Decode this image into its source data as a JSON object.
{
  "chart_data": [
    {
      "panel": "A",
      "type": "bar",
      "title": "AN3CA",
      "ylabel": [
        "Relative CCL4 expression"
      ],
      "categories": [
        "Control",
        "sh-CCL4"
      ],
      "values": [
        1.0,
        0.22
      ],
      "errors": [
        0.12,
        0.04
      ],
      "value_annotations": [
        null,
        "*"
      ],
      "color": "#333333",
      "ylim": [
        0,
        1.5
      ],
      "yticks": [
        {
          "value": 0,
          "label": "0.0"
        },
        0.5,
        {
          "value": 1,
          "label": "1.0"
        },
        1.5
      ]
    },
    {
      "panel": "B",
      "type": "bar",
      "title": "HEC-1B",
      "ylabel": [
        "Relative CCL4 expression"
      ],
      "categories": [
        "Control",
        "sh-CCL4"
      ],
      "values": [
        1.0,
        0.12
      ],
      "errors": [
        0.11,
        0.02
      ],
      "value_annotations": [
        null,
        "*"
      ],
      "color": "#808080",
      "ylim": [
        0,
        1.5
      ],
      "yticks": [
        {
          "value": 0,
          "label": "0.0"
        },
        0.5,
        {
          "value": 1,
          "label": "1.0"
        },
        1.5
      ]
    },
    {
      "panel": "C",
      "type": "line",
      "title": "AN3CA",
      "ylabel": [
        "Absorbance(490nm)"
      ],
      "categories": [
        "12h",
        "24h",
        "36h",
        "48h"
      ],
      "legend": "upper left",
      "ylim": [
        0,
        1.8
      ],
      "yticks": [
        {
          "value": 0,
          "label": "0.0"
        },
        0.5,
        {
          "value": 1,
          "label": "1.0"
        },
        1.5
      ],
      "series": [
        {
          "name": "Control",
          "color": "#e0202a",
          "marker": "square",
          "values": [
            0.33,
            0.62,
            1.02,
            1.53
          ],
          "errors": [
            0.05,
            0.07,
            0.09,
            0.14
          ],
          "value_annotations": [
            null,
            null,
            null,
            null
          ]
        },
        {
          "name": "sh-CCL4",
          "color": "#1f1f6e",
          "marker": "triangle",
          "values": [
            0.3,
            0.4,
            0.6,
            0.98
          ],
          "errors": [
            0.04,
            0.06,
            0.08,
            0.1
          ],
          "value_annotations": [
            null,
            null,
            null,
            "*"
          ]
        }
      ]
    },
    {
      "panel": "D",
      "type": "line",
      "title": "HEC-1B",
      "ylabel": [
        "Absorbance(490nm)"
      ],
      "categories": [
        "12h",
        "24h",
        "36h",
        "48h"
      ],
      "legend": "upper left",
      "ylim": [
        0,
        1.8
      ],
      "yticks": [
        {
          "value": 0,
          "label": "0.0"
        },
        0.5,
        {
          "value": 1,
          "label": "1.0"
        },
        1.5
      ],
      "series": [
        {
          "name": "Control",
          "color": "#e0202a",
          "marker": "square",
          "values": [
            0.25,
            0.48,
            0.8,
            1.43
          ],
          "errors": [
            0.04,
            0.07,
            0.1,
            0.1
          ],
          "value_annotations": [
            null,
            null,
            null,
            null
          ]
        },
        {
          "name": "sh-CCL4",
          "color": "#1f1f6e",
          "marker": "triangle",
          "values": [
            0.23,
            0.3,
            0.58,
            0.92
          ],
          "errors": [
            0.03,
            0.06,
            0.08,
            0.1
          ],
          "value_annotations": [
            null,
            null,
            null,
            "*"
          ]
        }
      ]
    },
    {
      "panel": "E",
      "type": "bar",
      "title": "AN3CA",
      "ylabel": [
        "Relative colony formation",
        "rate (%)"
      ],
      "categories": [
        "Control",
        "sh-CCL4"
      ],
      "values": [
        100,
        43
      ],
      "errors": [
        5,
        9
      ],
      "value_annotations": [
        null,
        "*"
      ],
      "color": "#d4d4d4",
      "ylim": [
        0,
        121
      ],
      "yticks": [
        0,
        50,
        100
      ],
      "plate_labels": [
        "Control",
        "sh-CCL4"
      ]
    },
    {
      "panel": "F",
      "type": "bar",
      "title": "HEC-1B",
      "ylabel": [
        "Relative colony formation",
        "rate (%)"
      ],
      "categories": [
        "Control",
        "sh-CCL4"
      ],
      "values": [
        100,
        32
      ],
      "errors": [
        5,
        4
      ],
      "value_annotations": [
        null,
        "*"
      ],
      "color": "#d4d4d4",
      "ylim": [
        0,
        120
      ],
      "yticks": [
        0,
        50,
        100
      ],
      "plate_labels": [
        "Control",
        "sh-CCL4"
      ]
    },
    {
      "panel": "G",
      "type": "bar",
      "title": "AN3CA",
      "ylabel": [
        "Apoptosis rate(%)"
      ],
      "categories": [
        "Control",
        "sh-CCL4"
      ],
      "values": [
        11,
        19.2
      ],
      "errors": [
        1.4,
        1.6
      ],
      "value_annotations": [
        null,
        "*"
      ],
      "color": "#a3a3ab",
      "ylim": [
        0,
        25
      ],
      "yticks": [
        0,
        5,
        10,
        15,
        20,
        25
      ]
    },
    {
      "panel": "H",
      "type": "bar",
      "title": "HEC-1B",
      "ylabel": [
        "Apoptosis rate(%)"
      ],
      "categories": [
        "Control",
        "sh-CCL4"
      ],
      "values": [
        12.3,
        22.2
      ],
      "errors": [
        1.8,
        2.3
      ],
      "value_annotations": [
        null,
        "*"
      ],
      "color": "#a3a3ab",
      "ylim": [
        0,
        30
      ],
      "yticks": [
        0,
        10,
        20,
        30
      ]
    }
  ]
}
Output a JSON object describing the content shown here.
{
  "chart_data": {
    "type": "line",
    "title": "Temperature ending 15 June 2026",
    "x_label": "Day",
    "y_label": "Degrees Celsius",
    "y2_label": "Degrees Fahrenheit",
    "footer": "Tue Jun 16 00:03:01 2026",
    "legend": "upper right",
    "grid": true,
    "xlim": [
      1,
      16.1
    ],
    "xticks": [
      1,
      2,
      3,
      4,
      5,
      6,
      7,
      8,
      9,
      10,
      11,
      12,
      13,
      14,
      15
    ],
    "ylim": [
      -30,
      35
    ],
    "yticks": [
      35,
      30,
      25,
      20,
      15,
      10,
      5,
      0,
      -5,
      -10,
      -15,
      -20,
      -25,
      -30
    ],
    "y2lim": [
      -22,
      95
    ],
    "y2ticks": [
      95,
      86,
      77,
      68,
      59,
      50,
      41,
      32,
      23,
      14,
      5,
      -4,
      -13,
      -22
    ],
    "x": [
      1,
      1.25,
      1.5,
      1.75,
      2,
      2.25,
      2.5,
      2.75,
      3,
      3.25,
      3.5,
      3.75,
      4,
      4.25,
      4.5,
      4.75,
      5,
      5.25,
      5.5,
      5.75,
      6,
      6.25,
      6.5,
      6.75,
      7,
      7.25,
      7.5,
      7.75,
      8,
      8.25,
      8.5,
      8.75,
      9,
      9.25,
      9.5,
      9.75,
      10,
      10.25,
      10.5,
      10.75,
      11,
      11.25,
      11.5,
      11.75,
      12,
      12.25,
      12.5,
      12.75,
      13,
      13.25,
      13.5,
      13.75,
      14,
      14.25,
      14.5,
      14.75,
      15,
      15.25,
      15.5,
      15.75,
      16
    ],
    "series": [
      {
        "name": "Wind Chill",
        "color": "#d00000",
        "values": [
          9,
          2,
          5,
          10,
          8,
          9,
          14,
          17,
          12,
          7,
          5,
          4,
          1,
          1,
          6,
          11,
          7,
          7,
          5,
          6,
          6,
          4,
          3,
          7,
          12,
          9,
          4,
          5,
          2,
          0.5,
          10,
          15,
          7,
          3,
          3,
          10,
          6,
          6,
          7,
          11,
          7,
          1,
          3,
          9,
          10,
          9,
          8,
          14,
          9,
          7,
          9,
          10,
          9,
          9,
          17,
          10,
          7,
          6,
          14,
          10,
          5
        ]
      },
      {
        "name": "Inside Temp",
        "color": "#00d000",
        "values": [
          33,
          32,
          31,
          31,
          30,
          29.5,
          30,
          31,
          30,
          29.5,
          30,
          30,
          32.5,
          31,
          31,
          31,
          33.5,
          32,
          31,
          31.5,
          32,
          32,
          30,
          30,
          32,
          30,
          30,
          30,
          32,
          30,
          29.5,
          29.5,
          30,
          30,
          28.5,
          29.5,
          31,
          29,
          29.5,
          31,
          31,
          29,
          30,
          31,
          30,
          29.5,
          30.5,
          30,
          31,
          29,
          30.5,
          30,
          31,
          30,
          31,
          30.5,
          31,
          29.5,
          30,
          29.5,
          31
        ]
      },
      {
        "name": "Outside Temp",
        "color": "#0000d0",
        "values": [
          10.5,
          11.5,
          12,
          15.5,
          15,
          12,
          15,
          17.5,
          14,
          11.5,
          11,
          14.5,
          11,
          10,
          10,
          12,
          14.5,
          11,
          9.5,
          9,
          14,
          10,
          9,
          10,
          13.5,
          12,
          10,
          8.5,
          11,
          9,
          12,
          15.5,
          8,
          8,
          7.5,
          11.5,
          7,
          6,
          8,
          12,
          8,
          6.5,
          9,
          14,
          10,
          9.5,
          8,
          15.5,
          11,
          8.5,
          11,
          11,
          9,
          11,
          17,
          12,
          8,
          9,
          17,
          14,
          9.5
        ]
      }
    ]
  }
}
◆ ◆ ◆ ◆ ◆ ◆ ◆
— Task to complete —
Write out every line of the listing that holds the word "JSON".

— The response —
Decode this image into its source data as a JSON object.
Output a JSON object describing the content shown here.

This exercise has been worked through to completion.